== GIVEN INSTRUCTION ==
Type out all the records word for word. Any pictures are to be left out.

== SUPPLIED ENTRIES ==

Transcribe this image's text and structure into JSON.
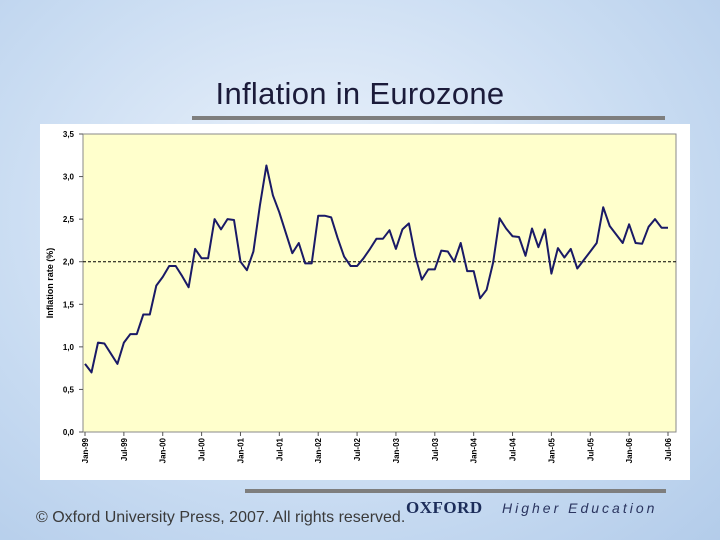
{
  "slide": {
    "title": "Inflation in Eurozone",
    "copyright": "© Oxford University Press, 2007. All rights reserved.",
    "publisher": "OXFORD",
    "tagline": "Higher Education"
  },
  "colors": {
    "plot_bg": "#ffffcc",
    "line": "#1a1a66",
    "reference_line": "#000000"
  },
  "chart_data": {
    "type": "line",
    "title": "",
    "xlabel": "",
    "ylabel": "Inflation rate (%)",
    "ylim": [
      0,
      3.5
    ],
    "yticks": [
      0,
      0.5,
      1.0,
      1.5,
      2.0,
      2.5,
      3.0,
      3.5
    ],
    "ytick_labels": [
      "0,0",
      "0,5",
      "1,0",
      "1,5",
      "2,0",
      "2,5",
      "3,0",
      "3,5"
    ],
    "xtick_labels": [
      "Jan-99",
      "Jul-99",
      "Jan-00",
      "Jul-00",
      "Jan-01",
      "Jul-01",
      "Jan-02",
      "Jul-02",
      "Jan-03",
      "Jul-03",
      "Jan-04",
      "Jul-04",
      "Jan-05",
      "Jul-05",
      "Jan-06",
      "Jul-06"
    ],
    "xtick_months": [
      0,
      6,
      12,
      18,
      24,
      30,
      36,
      42,
      48,
      54,
      60,
      66,
      72,
      78,
      84,
      90
    ],
    "reference_line": {
      "value": 2.0,
      "style": "dashed"
    },
    "grid": false,
    "series": [
      {
        "name": "Eurozone inflation",
        "x_start": "Jan-99",
        "values": [
          0.8,
          0.7,
          1.05,
          1.04,
          0.92,
          0.8,
          1.05,
          1.15,
          1.15,
          1.38,
          1.38,
          1.72,
          1.82,
          1.95,
          1.95,
          1.83,
          1.7,
          2.15,
          2.04,
          2.04,
          2.5,
          2.38,
          2.5,
          2.49,
          2.0,
          1.9,
          2.12,
          2.66,
          3.13,
          2.78,
          2.58,
          2.34,
          2.1,
          2.22,
          1.98,
          1.98,
          2.54,
          2.54,
          2.52,
          2.28,
          2.06,
          1.95,
          1.95,
          2.04,
          2.15,
          2.27,
          2.27,
          2.37,
          2.15,
          2.38,
          2.45,
          2.06,
          1.79,
          1.91,
          1.91,
          2.13,
          2.12,
          2.0,
          2.22,
          1.89,
          1.89,
          1.57,
          1.67,
          1.99,
          2.51,
          2.39,
          2.3,
          2.29,
          2.07,
          2.39,
          2.17,
          2.38,
          1.86,
          2.16,
          2.05,
          2.15,
          1.92,
          2.02,
          2.12,
          2.22,
          2.64,
          2.42,
          2.32,
          2.22,
          2.44,
          2.22,
          2.21,
          2.41,
          2.5,
          2.4,
          2.4
        ]
      }
    ]
  }
}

== FULL OUTPUT ==
Transcribe this image's text and structure into JSON.
{
  "slide": {
    "title": "Inflation in Eurozone",
    "copyright": "© Oxford University Press, 2007. All rights reserved.",
    "publisher": "OXFORD",
    "tagline": "Higher Education"
  },
  "colors": {
    "plot_bg": "#ffffcc",
    "line": "#1a1a66",
    "reference_line": "#000000"
  },
  "chart_data": {
    "type": "line",
    "title": "",
    "xlabel": "",
    "ylabel": "Inflation rate (%)",
    "ylim": [
      0,
      3.5
    ],
    "yticks": [
      0,
      0.5,
      1.0,
      1.5,
      2.0,
      2.5,
      3.0,
      3.5
    ],
    "ytick_labels": [
      "0,0",
      "0,5",
      "1,0",
      "1,5",
      "2,0",
      "2,5",
      "3,0",
      "3,5"
    ],
    "xtick_labels": [
      "Jan-99",
      "Jul-99",
      "Jan-00",
      "Jul-00",
      "Jan-01",
      "Jul-01",
      "Jan-02",
      "Jul-02",
      "Jan-03",
      "Jul-03",
      "Jan-04",
      "Jul-04",
      "Jan-05",
      "Jul-05",
      "Jan-06",
      "Jul-06"
    ],
    "xtick_months": [
      0,
      6,
      12,
      18,
      24,
      30,
      36,
      42,
      48,
      54,
      60,
      66,
      72,
      78,
      84,
      90
    ],
    "reference_line": {
      "value": 2.0,
      "style": "dashed"
    },
    "grid": false,
    "series": [
      {
        "name": "Eurozone inflation",
        "x_start": "Jan-99",
        "values": [
          0.8,
          0.7,
          1.05,
          1.04,
          0.92,
          0.8,
          1.05,
          1.15,
          1.15,
          1.38,
          1.38,
          1.72,
          1.82,
          1.95,
          1.95,
          1.83,
          1.7,
          2.15,
          2.04,
          2.04,
          2.5,
          2.38,
          2.5,
          2.49,
          2.0,
          1.9,
          2.12,
          2.66,
          3.13,
          2.78,
          2.58,
          2.34,
          2.1,
          2.22,
          1.98,
          1.98,
          2.54,
          2.54,
          2.52,
          2.28,
          2.06,
          1.95,
          1.95,
          2.04,
          2.15,
          2.27,
          2.27,
          2.37,
          2.15,
          2.38,
          2.45,
          2.06,
          1.79,
          1.91,
          1.91,
          2.13,
          2.12,
          2.0,
          2.22,
          1.89,
          1.89,
          1.57,
          1.67,
          1.99,
          2.51,
          2.39,
          2.3,
          2.29,
          2.07,
          2.39,
          2.17,
          2.38,
          1.86,
          2.16,
          2.05,
          2.15,
          1.92,
          2.02,
          2.12,
          2.22,
          2.64,
          2.42,
          2.32,
          2.22,
          2.44,
          2.22,
          2.21,
          2.41,
          2.5,
          2.4,
          2.4
        ]
      }
    ]
  }
}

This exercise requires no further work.